-- start EXTRACTED ENTRIES --
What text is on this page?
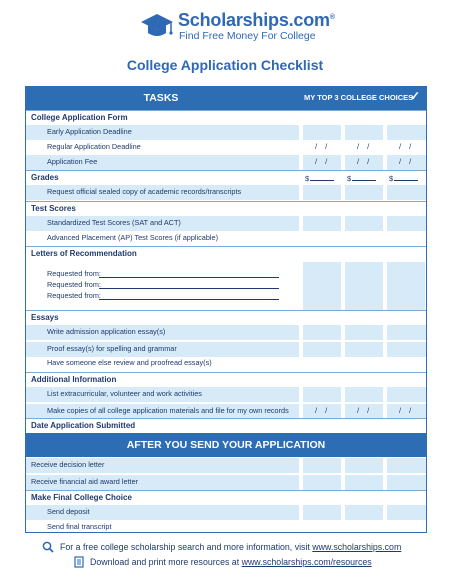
Scholarships.com®
Find Free Money For College
College Application Checklist
TASKS	MY TOP 3 COLLEGE CHOICES
✓
College Application Form
Early Application Deadline
Regular Application Deadline	/ /	/ /	/ /
Application Fee	/ /	/ /	/ /
Grades	$	$	$
Request official sealed copy of academic records/transcripts
Test Scores
Standardized Test Scores (SAT and ACT)
Advanced Placement (AP) Test Scores (if applicable)
Letters of Recommendation
Requested from:
Requested from:
Requested from:
Essays
Write admission application essay(s)
Proof essay(s) for spelling and grammar
Have someone else review and proofread essay(s)
Additional Information
List extracurricular, volunteer and work activities
Make copies of all college application materials and file for my own records	/ /	/ /	/ /
Date Application Submitted
AFTER YOU SEND YOUR APPLICATION
Receive decision letter
Receive financial aid award letter
Make Final College Choice
Send deposit
Send final transcript
For a free college scholarship search and more information, visit www.scholarships.com
Download and print more resources at www.scholarships.com/resources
-- end EXTRACTED ENTRIES --
EXERCISE GOAL: Transcribe the entries above verbatim, omitting their pictures.

RESULT OF THIS TASK:
What text is on this page?
Scholarships.com®
Find Free Money For College
College Application Checklist
TASKS	MY TOP 3 COLLEGE CHOICES
✓
College Application Form
Early Application Deadline
Regular Application Deadline	/ /	/ /	/ /
Application Fee	/ /	/ /	/ /
Grades	$	$	$
Request official sealed copy of academic records/transcripts
Test Scores
Standardized Test Scores (SAT and ACT)
Advanced Placement (AP) Test Scores (if applicable)
Letters of Recommendation
Requested from:
Requested from:
Requested from:
Essays
Write admission application essay(s)
Proof essay(s) for spelling and grammar
Have someone else review and proofread essay(s)
Additional Information
List extracurricular, volunteer and work activities
Make copies of all college application materials and file for my own records	/ /	/ /	/ /
Date Application Submitted
AFTER YOU SEND YOUR APPLICATION
Receive decision letter
Receive financial aid award letter
Make Final College Choice
Send deposit
Send final transcript
For a free college scholarship search and more information, visit www.scholarships.com
Download and print more resources at www.scholarships.com/resources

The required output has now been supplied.